(Figure content listings)
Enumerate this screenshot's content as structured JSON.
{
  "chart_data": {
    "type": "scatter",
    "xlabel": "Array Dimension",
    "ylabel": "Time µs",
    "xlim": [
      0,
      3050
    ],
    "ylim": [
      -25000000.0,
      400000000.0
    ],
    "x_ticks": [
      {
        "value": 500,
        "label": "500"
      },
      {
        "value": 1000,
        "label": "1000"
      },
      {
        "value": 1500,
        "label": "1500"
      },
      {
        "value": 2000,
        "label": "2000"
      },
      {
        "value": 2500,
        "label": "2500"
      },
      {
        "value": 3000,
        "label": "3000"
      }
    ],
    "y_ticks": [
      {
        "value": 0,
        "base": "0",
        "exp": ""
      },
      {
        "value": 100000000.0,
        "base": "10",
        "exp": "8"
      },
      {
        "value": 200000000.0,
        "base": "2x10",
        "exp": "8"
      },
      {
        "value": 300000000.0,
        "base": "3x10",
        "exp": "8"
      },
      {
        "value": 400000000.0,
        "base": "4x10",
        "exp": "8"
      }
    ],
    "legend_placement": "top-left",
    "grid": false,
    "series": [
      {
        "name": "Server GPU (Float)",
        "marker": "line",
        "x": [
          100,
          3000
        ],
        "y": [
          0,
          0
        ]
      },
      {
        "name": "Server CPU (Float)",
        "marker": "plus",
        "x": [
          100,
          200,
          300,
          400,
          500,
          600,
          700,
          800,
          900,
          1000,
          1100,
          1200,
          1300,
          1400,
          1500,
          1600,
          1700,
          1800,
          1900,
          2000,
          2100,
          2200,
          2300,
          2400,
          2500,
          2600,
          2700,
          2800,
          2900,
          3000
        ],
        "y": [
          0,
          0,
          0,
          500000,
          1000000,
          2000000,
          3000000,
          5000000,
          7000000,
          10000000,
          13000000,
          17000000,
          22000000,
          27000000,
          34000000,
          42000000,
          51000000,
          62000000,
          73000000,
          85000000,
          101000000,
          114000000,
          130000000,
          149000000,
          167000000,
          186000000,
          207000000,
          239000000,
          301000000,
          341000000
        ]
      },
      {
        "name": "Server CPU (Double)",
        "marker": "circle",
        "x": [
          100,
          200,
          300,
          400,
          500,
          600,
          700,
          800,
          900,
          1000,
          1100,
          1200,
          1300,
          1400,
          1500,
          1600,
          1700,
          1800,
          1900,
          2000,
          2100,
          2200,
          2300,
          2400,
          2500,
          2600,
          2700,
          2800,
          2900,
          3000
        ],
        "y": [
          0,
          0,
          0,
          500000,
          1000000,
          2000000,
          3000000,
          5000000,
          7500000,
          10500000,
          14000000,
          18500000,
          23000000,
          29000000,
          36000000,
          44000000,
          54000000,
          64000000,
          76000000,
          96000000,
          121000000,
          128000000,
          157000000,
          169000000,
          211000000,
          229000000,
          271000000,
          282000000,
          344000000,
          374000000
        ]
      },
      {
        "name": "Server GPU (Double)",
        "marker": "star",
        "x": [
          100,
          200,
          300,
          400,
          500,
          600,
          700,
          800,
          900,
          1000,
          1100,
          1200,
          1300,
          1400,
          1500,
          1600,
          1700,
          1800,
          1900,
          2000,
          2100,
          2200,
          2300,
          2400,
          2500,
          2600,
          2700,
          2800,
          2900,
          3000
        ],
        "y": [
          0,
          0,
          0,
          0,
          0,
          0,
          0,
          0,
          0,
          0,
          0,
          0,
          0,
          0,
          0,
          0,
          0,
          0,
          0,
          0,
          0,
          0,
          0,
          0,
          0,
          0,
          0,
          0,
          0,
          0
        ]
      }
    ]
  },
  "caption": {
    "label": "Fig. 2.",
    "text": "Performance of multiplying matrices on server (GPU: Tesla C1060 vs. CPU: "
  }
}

→ Description of the task
Reproduce each record exactly as it appears.

→ Problem solution
Enumerate this screenshot's content as structured JSON.
{
  "chart_data": {
    "type": "scatter",
    "xlabel": "Array Dimension",
    "ylabel": "Time µs",
    "xlim": [
      0,
      3050
    ],
    "ylim": [
      -25000000.0,
      400000000.0
    ],
    "x_ticks": [
      {
        "value": 500,
        "label": "500"
      },
      {
        "value": 1000,
        "label": "1000"
      },
      {
        "value": 1500,
        "label": "1500"
      },
      {
        "value": 2000,
        "label": "2000"
      },
      {
        "value": 2500,
        "label": "2500"
      },
      {
        "value": 3000,
        "label": "3000"
      }
    ],
    "y_ticks": [
      {
        "value": 0,
        "base": "0",
        "exp": ""
      },
      {
        "value": 100000000.0,
        "base": "10",
        "exp": "8"
      },
      {
        "value": 200000000.0,
        "base": "2x10",
        "exp": "8"
      },
      {
        "value": 300000000.0,
        "base": "3x10",
        "exp": "8"
      },
      {
        "value": 400000000.0,
        "base": "4x10",
        "exp": "8"
      }
    ],
    "legend_placement": "top-left",
    "grid": false,
    "series": [
      {
        "name": "Server GPU (Float)",
        "marker": "line",
        "x": [
          100,
          3000
        ],
        "y": [
          0,
          0
        ]
      },
      {
        "name": "Server CPU (Float)",
        "marker": "plus",
        "x": [
          100,
          200,
          300,
          400,
          500,
          600,
          700,
          800,
          900,
          1000,
          1100,
          1200,
          1300,
          1400,
          1500,
          1600,
          1700,
          1800,
          1900,
          2000,
          2100,
          2200,
          2300,
          2400,
          2500,
          2600,
          2700,
          2800,
          2900,
          3000
        ],
        "y": [
          0,
          0,
          0,
          500000,
          1000000,
          2000000,
          3000000,
          5000000,
          7000000,
          10000000,
          13000000,
          17000000,
          22000000,
          27000000,
          34000000,
          42000000,
          51000000,
          62000000,
          73000000,
          85000000,
          101000000,
          114000000,
          130000000,
          149000000,
          167000000,
          186000000,
          207000000,
          239000000,
          301000000,
          341000000
        ]
      },
      {
        "name": "Server CPU (Double)",
        "marker": "circle",
        "x": [
          100,
          200,
          300,
          400,
          500,
          600,
          700,
          800,
          900,
          1000,
          1100,
          1200,
          1300,
          1400,
          1500,
          1600,
          1700,
          1800,
          1900,
          2000,
          2100,
          2200,
          2300,
          2400,
          2500,
          2600,
          2700,
          2800,
          2900,
          3000
        ],
        "y": [
          0,
          0,
          0,
          500000,
          1000000,
          2000000,
          3000000,
          5000000,
          7500000,
          10500000,
          14000000,
          18500000,
          23000000,
          29000000,
          36000000,
          44000000,
          54000000,
          64000000,
          76000000,
          96000000,
          121000000,
          128000000,
          157000000,
          169000000,
          211000000,
          229000000,
          271000000,
          282000000,
          344000000,
          374000000
        ]
      },
      {
        "name": "Server GPU (Double)",
        "marker": "star",
        "x": [
          100,
          200,
          300,
          400,
          500,
          600,
          700,
          800,
          900,
          1000,
          1100,
          1200,
          1300,
          1400,
          1500,
          1600,
          1700,
          1800,
          1900,
          2000,
          2100,
          2200,
          2300,
          2400,
          2500,
          2600,
          2700,
          2800,
          2900,
          3000
        ],
        "y": [
          0,
          0,
          0,
          0,
          0,
          0,
          0,
          0,
          0,
          0,
          0,
          0,
          0,
          0,
          0,
          0,
          0,
          0,
          0,
          0,
          0,
          0,
          0,
          0,
          0,
          0,
          0,
          0,
          0,
          0
        ]
      }
    ]
  },
  "caption": {
    "label": "Fig. 2.",
    "text": "Performance of multiplying matrices on server (GPU: Tesla C1060 vs. CPU: "
  }
}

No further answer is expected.